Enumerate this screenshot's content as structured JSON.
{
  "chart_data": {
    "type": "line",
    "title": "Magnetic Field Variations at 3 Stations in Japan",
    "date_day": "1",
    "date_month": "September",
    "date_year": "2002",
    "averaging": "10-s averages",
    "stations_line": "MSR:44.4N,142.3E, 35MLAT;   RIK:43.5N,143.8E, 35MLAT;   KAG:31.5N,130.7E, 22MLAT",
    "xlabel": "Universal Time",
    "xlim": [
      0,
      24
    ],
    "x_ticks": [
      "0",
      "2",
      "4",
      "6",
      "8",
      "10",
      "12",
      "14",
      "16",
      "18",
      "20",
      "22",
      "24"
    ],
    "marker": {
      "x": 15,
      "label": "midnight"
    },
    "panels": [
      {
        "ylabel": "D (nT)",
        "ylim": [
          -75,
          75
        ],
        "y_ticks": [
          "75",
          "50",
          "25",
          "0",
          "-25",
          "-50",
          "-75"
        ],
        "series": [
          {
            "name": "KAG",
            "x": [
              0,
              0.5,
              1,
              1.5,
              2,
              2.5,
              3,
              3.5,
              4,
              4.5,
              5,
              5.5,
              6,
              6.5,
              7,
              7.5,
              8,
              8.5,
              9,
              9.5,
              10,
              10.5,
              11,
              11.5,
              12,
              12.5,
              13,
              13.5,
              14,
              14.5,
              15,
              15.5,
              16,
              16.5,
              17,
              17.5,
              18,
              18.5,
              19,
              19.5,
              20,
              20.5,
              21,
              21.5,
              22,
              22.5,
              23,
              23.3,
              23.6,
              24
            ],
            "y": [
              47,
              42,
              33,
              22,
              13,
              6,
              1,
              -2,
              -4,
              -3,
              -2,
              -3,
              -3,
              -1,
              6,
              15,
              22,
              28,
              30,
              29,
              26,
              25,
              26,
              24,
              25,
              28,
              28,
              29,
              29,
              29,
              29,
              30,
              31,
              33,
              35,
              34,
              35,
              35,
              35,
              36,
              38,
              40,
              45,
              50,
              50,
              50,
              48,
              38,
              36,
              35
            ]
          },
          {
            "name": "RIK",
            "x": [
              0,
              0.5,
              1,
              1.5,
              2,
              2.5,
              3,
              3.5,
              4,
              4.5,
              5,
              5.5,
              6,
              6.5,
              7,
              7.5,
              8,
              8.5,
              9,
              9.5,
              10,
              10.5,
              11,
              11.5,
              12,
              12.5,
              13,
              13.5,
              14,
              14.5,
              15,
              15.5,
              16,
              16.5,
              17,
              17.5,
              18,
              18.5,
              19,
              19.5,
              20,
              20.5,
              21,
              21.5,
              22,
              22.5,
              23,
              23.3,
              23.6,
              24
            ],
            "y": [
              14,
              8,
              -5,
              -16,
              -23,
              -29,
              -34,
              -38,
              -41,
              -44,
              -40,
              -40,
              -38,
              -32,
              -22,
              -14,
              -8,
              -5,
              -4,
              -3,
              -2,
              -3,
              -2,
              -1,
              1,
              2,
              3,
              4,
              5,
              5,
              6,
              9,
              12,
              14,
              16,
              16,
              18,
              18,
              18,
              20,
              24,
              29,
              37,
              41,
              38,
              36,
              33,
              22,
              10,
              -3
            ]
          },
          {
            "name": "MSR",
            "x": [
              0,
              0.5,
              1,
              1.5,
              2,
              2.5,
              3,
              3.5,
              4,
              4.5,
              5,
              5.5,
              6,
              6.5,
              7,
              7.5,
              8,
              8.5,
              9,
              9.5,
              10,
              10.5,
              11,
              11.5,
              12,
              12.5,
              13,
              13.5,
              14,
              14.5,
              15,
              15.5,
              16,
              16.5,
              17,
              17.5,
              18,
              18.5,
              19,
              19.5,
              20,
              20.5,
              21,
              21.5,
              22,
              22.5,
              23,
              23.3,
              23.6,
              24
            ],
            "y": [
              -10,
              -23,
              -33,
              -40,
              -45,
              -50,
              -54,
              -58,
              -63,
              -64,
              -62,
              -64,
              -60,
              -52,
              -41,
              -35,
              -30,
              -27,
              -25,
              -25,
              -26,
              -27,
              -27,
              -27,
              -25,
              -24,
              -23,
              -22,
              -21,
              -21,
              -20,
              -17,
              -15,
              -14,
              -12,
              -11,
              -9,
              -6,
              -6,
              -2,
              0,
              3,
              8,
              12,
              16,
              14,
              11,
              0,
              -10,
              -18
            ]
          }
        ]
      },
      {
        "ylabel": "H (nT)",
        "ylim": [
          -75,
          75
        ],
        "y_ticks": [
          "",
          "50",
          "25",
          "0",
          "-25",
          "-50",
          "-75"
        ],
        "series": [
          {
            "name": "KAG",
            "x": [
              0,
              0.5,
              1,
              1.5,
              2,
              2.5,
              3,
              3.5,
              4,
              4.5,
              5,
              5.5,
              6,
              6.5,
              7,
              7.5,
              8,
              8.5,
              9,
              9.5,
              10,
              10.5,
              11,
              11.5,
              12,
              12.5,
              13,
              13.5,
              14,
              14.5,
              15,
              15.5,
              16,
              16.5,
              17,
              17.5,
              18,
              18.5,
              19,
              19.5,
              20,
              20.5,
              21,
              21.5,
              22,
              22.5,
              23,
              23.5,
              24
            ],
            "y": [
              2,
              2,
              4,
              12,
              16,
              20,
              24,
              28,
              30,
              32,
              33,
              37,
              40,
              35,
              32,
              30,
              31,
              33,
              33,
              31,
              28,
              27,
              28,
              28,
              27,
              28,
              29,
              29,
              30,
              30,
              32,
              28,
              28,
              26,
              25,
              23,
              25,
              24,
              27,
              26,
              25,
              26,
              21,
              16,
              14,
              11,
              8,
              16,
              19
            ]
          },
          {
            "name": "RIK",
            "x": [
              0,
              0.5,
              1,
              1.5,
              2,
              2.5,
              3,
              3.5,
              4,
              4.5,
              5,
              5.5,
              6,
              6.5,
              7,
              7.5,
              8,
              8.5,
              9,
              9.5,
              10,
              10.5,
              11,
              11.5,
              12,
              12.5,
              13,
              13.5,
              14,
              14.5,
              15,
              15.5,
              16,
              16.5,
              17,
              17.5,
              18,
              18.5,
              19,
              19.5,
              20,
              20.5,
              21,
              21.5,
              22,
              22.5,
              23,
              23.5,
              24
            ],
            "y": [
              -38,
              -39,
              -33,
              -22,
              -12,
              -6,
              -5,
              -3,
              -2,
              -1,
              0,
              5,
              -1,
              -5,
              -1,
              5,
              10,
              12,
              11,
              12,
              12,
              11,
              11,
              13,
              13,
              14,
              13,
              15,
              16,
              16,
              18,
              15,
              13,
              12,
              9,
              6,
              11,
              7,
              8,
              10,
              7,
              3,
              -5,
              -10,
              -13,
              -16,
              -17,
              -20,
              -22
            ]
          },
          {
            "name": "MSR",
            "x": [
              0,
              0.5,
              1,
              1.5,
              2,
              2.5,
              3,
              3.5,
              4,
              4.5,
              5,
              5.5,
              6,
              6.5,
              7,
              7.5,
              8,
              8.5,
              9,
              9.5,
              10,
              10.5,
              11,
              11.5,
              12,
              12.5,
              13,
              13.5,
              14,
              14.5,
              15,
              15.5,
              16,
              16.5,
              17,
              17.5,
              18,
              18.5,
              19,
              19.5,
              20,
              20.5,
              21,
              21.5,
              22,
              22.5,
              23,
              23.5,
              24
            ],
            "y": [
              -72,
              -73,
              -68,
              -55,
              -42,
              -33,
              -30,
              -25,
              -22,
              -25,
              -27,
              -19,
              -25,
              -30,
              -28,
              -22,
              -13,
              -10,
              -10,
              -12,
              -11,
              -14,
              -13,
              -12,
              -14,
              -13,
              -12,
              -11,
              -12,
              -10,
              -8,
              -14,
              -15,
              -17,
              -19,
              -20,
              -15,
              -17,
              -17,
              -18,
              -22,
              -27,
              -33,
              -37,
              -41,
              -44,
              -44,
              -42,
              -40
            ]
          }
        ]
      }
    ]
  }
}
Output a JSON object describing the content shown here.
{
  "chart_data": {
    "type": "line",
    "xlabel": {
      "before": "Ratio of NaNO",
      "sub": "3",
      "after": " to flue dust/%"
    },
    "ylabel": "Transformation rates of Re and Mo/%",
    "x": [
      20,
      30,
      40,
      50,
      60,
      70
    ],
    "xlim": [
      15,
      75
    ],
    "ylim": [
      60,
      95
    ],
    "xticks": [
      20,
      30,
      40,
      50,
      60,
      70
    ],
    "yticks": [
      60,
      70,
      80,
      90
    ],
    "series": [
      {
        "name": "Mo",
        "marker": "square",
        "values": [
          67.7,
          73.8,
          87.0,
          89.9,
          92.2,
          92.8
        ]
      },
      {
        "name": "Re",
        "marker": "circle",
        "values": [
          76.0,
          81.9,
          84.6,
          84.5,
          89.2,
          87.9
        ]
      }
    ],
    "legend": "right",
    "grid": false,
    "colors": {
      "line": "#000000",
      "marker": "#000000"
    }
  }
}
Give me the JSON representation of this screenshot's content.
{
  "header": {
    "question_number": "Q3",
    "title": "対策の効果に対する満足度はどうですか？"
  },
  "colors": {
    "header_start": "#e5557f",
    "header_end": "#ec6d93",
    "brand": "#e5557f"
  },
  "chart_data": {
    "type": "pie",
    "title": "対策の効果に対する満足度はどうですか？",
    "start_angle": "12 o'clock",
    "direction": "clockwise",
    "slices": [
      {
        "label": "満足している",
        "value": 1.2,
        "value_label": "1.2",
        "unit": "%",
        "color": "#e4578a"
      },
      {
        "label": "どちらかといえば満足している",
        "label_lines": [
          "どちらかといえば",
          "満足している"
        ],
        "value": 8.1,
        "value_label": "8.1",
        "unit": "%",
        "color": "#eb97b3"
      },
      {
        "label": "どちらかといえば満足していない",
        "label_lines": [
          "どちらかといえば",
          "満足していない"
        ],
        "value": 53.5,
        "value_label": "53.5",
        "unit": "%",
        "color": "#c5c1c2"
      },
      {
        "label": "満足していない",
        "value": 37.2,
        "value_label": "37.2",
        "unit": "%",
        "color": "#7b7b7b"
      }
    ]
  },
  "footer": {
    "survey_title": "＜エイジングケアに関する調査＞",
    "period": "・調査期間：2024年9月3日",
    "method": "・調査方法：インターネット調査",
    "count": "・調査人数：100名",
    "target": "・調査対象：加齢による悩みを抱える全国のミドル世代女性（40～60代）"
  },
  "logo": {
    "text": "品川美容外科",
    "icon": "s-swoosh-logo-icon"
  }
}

————

--- What the exercise asks ---
Of all the lines in the listing above, how many contain the word "対策の効果に対する満足度はどうですか"? Answer with the number alone.

--- Output ---
2